**** Entries provided ****

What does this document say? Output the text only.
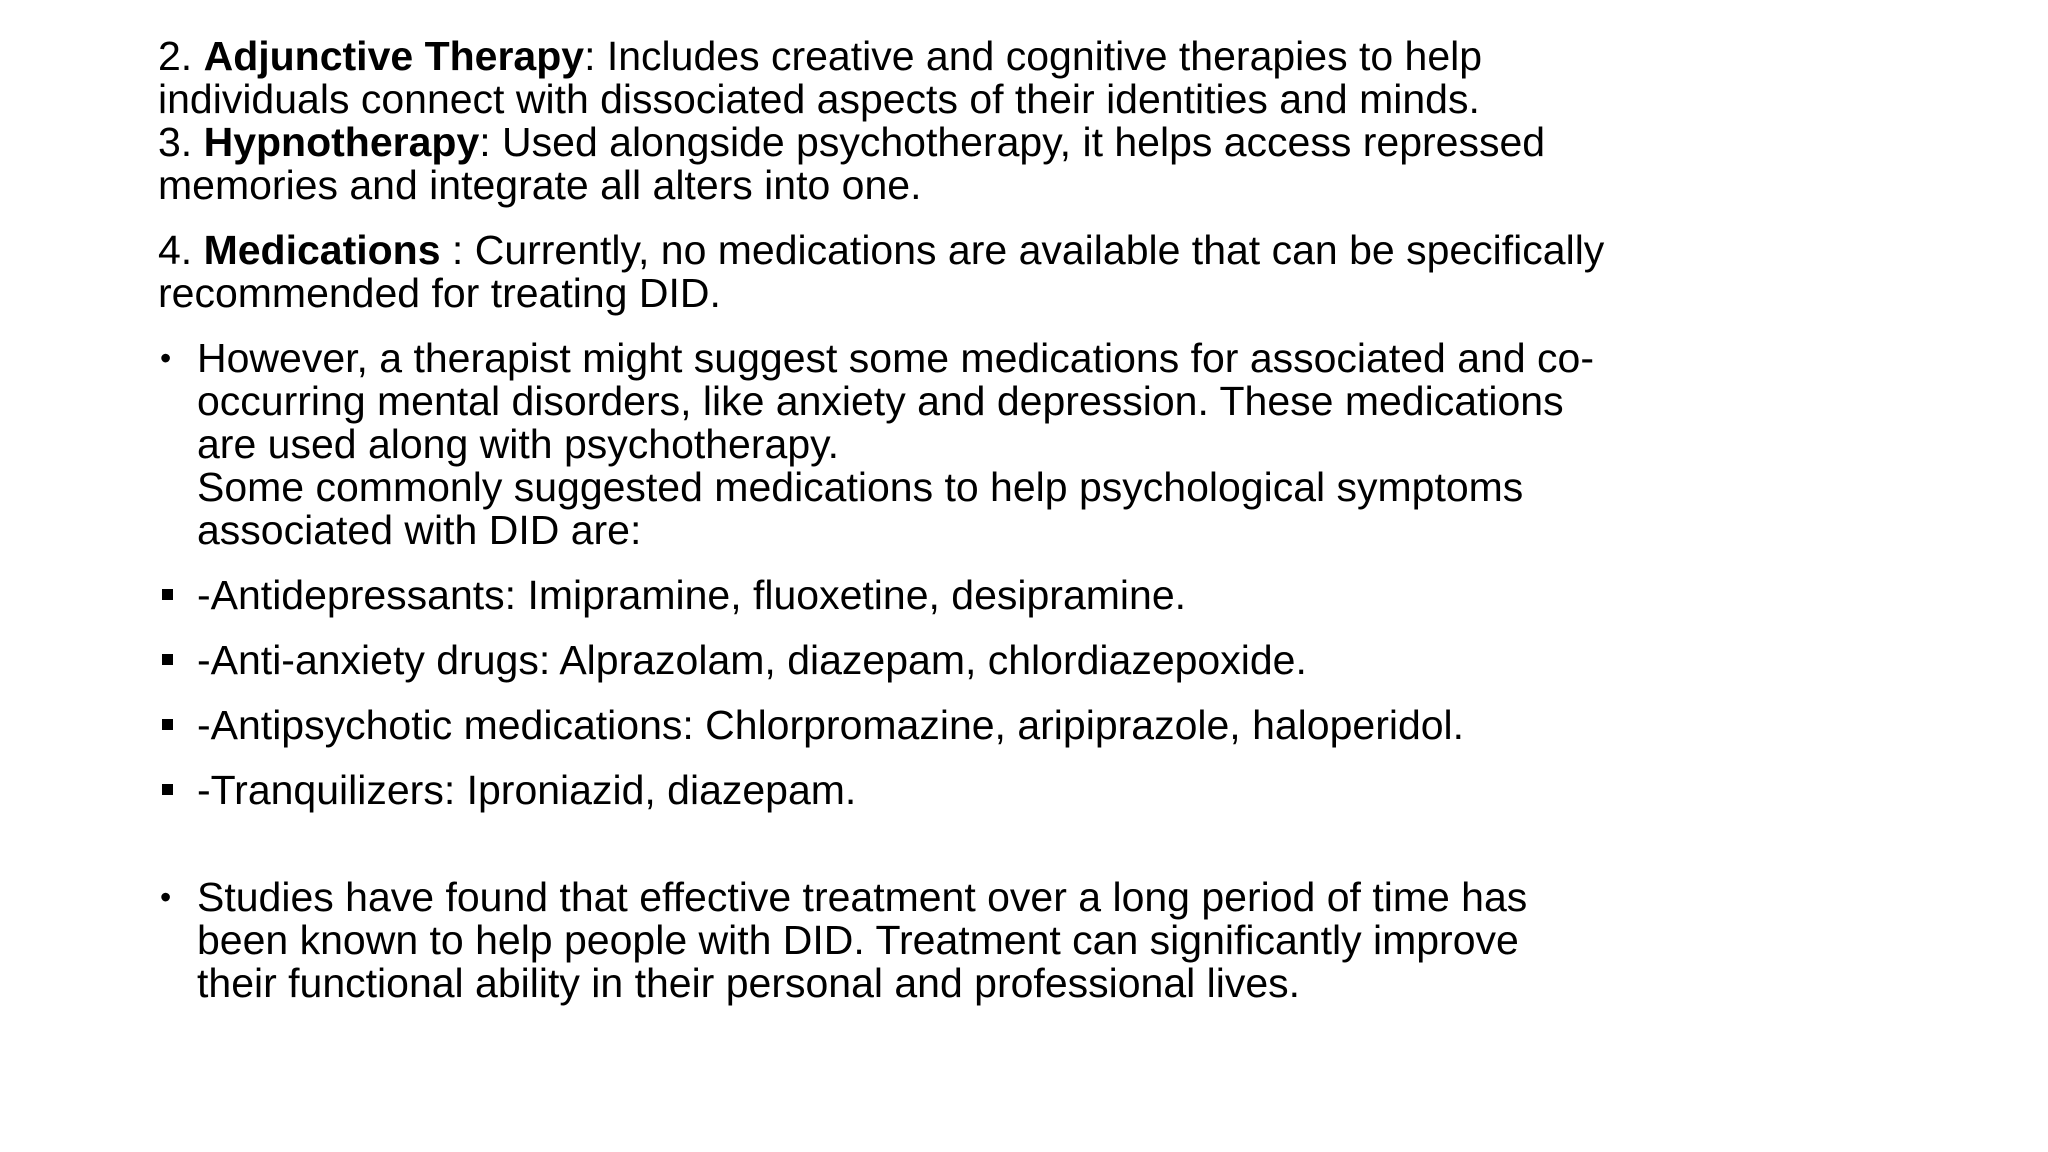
2. Adjunctive Therapy: Includes creative and cognitive therapies to help
individuals connect with dissociated aspects of their identities and minds.
3. Hypnotherapy: Used alongside psychotherapy, it helps access repressed
memories and integrate all alters into one.
4. Medications : Currently, no medications are available that can be specifically
recommended for treating DID.
• However, a therapist might suggest some medications for associated and co-
occurring mental disorders, like anxiety and depression. These medications
are used along with psychotherapy.
Some commonly suggested medications to help psychological symptoms
associated with DID are:
-Antidepressants: Imipramine, fluoxetine, desipramine.
-Anti-anxiety drugs: Alprazolam, diazepam, chlordiazepoxide.
-Antipsychotic medications: Chlorpromazine, aripiprazole, haloperidol.
-Tranquilizers: Iproniazid, diazepam.
• Studies have found that effective treatment over a long period of time has
been known to help people with DID. Treatment can significantly improve
their functional ability in their personal and professional lives.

****

Exercise details >> Look for the word "psychotherapy" in every line of the listing and copy the lines that have it.

Solution below >>
3. Hypnotherapy: Used alongside psychotherapy, it helps access repressed
are used along with psychotherapy.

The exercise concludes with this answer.